• [Exercise goal]
Skip the images and copy each record exactly as written.

* BEGIN Dataset entries *

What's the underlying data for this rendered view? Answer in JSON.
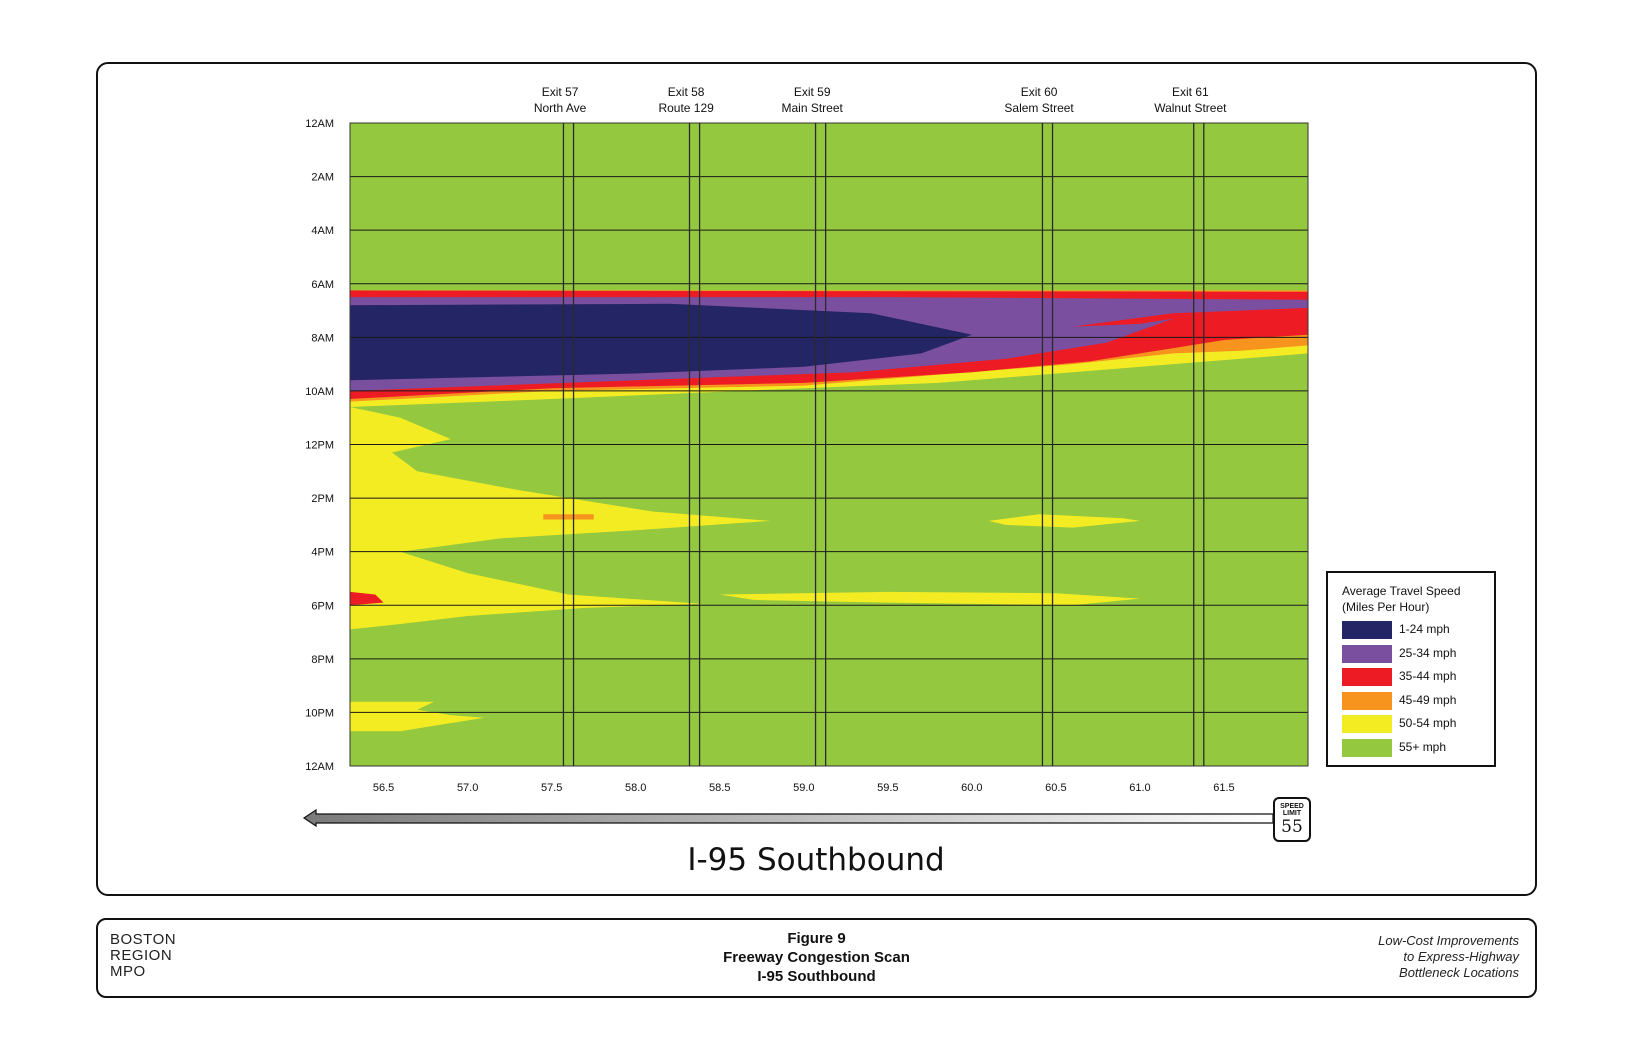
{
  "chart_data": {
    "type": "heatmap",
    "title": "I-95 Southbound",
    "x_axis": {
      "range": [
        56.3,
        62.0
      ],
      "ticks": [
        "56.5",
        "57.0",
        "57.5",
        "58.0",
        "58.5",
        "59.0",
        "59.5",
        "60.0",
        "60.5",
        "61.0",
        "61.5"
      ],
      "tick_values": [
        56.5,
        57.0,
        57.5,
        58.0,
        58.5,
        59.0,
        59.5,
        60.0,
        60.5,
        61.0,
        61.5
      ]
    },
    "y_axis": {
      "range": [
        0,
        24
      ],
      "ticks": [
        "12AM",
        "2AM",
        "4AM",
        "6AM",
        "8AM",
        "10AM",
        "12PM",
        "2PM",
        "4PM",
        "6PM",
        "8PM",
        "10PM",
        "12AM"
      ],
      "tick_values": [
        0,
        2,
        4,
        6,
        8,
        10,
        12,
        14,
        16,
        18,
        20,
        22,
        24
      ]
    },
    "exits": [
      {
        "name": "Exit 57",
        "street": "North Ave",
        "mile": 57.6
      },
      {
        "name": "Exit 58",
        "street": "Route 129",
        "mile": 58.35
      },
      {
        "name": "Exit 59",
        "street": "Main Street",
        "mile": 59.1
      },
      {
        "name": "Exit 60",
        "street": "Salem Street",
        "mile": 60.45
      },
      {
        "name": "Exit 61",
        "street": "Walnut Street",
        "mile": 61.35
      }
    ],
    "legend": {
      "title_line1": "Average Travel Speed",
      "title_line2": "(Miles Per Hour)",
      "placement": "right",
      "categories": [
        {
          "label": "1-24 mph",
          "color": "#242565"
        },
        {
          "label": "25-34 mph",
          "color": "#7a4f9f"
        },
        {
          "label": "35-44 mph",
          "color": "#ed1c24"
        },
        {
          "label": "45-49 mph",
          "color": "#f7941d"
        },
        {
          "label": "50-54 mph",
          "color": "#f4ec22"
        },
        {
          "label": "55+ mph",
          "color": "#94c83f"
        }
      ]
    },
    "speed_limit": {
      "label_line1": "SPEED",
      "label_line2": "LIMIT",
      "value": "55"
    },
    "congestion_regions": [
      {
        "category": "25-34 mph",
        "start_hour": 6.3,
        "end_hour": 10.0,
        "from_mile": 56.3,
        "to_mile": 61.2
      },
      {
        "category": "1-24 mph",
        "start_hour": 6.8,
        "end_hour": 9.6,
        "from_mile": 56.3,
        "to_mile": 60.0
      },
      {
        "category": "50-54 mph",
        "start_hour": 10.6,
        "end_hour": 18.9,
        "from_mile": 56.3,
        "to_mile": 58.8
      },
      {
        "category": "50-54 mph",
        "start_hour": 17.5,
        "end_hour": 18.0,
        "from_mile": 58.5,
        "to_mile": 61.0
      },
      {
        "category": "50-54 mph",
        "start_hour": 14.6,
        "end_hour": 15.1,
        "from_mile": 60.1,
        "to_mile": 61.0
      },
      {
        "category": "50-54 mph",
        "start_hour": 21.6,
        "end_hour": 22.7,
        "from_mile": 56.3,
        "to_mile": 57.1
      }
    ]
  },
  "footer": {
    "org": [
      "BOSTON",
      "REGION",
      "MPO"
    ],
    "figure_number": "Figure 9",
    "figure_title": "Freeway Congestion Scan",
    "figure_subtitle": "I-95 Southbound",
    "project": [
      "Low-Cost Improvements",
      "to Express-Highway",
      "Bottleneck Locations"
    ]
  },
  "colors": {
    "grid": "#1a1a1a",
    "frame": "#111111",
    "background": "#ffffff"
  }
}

* END Dataset entries *

• [Answer]
What's the underlying data for this rendered view? Answer in JSON.
{
  "chart_data": {
    "type": "heatmap",
    "title": "I-95 Southbound",
    "x_axis": {
      "range": [
        56.3,
        62.0
      ],
      "ticks": [
        "56.5",
        "57.0",
        "57.5",
        "58.0",
        "58.5",
        "59.0",
        "59.5",
        "60.0",
        "60.5",
        "61.0",
        "61.5"
      ],
      "tick_values": [
        56.5,
        57.0,
        57.5,
        58.0,
        58.5,
        59.0,
        59.5,
        60.0,
        60.5,
        61.0,
        61.5
      ]
    },
    "y_axis": {
      "range": [
        0,
        24
      ],
      "ticks": [
        "12AM",
        "2AM",
        "4AM",
        "6AM",
        "8AM",
        "10AM",
        "12PM",
        "2PM",
        "4PM",
        "6PM",
        "8PM",
        "10PM",
        "12AM"
      ],
      "tick_values": [
        0,
        2,
        4,
        6,
        8,
        10,
        12,
        14,
        16,
        18,
        20,
        22,
        24
      ]
    },
    "exits": [
      {
        "name": "Exit 57",
        "street": "North Ave",
        "mile": 57.6
      },
      {
        "name": "Exit 58",
        "street": "Route 129",
        "mile": 58.35
      },
      {
        "name": "Exit 59",
        "street": "Main Street",
        "mile": 59.1
      },
      {
        "name": "Exit 60",
        "street": "Salem Street",
        "mile": 60.45
      },
      {
        "name": "Exit 61",
        "street": "Walnut Street",
        "mile": 61.35
      }
    ],
    "legend": {
      "title_line1": "Average Travel Speed",
      "title_line2": "(Miles Per Hour)",
      "placement": "right",
      "categories": [
        {
          "label": "1-24 mph",
          "color": "#242565"
        },
        {
          "label": "25-34 mph",
          "color": "#7a4f9f"
        },
        {
          "label": "35-44 mph",
          "color": "#ed1c24"
        },
        {
          "label": "45-49 mph",
          "color": "#f7941d"
        },
        {
          "label": "50-54 mph",
          "color": "#f4ec22"
        },
        {
          "label": "55+ mph",
          "color": "#94c83f"
        }
      ]
    },
    "speed_limit": {
      "label_line1": "SPEED",
      "label_line2": "LIMIT",
      "value": "55"
    },
    "congestion_regions": [
      {
        "category": "25-34 mph",
        "start_hour": 6.3,
        "end_hour": 10.0,
        "from_mile": 56.3,
        "to_mile": 61.2
      },
      {
        "category": "1-24 mph",
        "start_hour": 6.8,
        "end_hour": 9.6,
        "from_mile": 56.3,
        "to_mile": 60.0
      },
      {
        "category": "50-54 mph",
        "start_hour": 10.6,
        "end_hour": 18.9,
        "from_mile": 56.3,
        "to_mile": 58.8
      },
      {
        "category": "50-54 mph",
        "start_hour": 17.5,
        "end_hour": 18.0,
        "from_mile": 58.5,
        "to_mile": 61.0
      },
      {
        "category": "50-54 mph",
        "start_hour": 14.6,
        "end_hour": 15.1,
        "from_mile": 60.1,
        "to_mile": 61.0
      },
      {
        "category": "50-54 mph",
        "start_hour": 21.6,
        "end_hour": 22.7,
        "from_mile": 56.3,
        "to_mile": 57.1
      }
    ]
  },
  "footer": {
    "org": [
      "BOSTON",
      "REGION",
      "MPO"
    ],
    "figure_number": "Figure 9",
    "figure_title": "Freeway Congestion Scan",
    "figure_subtitle": "I-95 Southbound",
    "project": [
      "Low-Cost Improvements",
      "to Express-Highway",
      "Bottleneck Locations"
    ]
  },
  "colors": {
    "grid": "#1a1a1a",
    "frame": "#111111",
    "background": "#ffffff"
  }
}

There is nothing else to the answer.